Trecho do documento
==========

SP x BD: jogar fora tudo que aprendi de meus pais
ALEXANDRE MAGALHÃES – Quando eu era criança, há uns cinquenta anos, ouvia sempre a mesma ladainha de minha mãe: “hoje nós vamos visitar a tia fulana. Ela vai oferecer bolo e café. Vocês dois (olhando firme para mim e para meu irmão dois anos mais novo do que eu) sejam educados, agradeçam e não peguem nada. É muito feio ficar comendo na casa dos outros. Vão parecer mortos de fome, que não há comida em casa”. Aqueles ensinamentos eram lei. Se desobedecêssemos a eles, quando chegávamos em casa, apanhávamos.
Uma vez, fomos visitar uma tia de meu pai, a tia Dizulina, que era casada com o tio Diguiner. O casal português, muito bem de vida e muito educado, tinha uma cachorra da raça Collie. Minha mãe, seguindo a rotina pré-visitas, ameaçou a mim e a meu irmão: “hoje, vamos visitar a tia Dizulina e lá há uma cachorra enorme e brava. Se você comerem mais do que um pedaço de bolo, a cachorra atacará vocês e morderá muito”. Éramos crianças e entendemos que o problema era o animal e não comer muitos bolos.

==========

Linhas de dados
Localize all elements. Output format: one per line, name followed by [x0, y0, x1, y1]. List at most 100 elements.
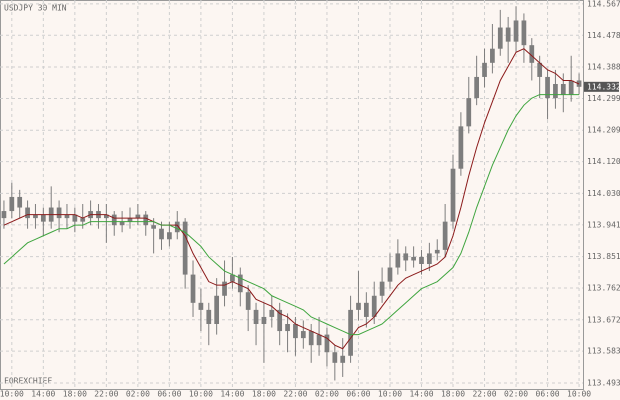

==========

Instruções do exercício
1) Traduza para o inglês esta frase do trecho sobre as visitas da infância: "Éramos crianças e entendemos que o problema era o animal e não comer muitos bolos."
2) Redigite, sem nenhuma alteração, a parte do trecho sobre as visitas da infância que começa em "Uma vez, fomos" e termina em "comer muitos bolos.".

Respostas do exercício
1) We were children and understood that the problem was the animal and not eating too many cakes.

2)
Uma vez, fomos visitar uma tia de meu pai, a tia Dizulina, que era casada com o tio Diguiner. O casal português, muito bem de vida e muito educado, tinha uma cachorra da raça Collie. Minha mãe, seguindo a rotina pré-visitas, ameaçou a mim e a meu irmão: “hoje, vamos visitar a tia Dizulina e lá há uma cachorra enorme e brava. Se você comerem mais do que um pedaço de bolo, a cachorra atacará vocês e morderá muito”. Éramos crianças e entendemos que o problema era o animal e não comer muitos bolos.